* Begin Task input *
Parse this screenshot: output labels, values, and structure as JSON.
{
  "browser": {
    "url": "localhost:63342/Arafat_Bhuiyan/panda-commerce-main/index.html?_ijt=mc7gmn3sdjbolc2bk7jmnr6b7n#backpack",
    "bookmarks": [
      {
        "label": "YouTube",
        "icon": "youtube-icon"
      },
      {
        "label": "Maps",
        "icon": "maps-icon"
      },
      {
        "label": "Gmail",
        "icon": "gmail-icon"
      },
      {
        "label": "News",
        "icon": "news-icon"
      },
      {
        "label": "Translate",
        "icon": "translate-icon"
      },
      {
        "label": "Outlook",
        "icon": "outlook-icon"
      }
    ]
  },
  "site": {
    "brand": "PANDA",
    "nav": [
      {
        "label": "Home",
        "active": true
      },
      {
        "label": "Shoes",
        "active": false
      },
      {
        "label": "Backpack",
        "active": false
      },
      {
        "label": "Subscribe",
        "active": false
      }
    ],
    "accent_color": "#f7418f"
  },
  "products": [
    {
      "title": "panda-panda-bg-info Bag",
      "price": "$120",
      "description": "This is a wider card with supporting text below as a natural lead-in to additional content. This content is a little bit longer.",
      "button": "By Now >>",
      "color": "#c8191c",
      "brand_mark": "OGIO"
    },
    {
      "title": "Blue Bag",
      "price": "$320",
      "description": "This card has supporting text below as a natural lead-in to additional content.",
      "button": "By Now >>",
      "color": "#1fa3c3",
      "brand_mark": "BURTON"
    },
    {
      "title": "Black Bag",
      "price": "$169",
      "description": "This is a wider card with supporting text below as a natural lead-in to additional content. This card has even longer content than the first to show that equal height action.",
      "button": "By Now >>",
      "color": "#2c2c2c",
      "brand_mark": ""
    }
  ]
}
* End Task input *
- Written request
Print the records above exactly as they appear.

- Response to the exercise
Parse this screenshot: output labels, values, and structure as JSON.
{
  "browser": {
    "url": "localhost:63342/Arafat_Bhuiyan/panda-commerce-main/index.html?_ijt=mc7gmn3sdjbolc2bk7jmnr6b7n#backpack",
    "bookmarks": [
      {
        "label": "YouTube",
        "icon": "youtube-icon"
      },
      {
        "label": "Maps",
        "icon": "maps-icon"
      },
      {
        "label": "Gmail",
        "icon": "gmail-icon"
      },
      {
        "label": "News",
        "icon": "news-icon"
      },
      {
        "label": "Translate",
        "icon": "translate-icon"
      },
      {
        "label": "Outlook",
        "icon": "outlook-icon"
      }
    ]
  },
  "site": {
    "brand": "PANDA",
    "nav": [
      {
        "label": "Home",
        "active": true
      },
      {
        "label": "Shoes",
        "active": false
      },
      {
        "label": "Backpack",
        "active": false
      },
      {
        "label": "Subscribe",
        "active": false
      }
    ],
    "accent_color": "#f7418f"
  },
  "products": [
    {
      "title": "panda-panda-bg-info Bag",
      "price": "$120",
      "description": "This is a wider card with supporting text below as a natural lead-in to additional content. This content is a little bit longer.",
      "button": "By Now >>",
      "color": "#c8191c",
      "brand_mark": "OGIO"
    },
    {
      "title": "Blue Bag",
      "price": "$320",
      "description": "This card has supporting text below as a natural lead-in to additional content.",
      "button": "By Now >>",
      "color": "#1fa3c3",
      "brand_mark": "BURTON"
    },
    {
      "title": "Black Bag",
      "price": "$169",
      "description": "This is a wider card with supporting text below as a natural lead-in to additional content. This card has even longer content than the first to show that equal height action.",
      "button": "By Now >>",
      "color": "#2c2c2c",
      "brand_mark": ""
    }
  ]
}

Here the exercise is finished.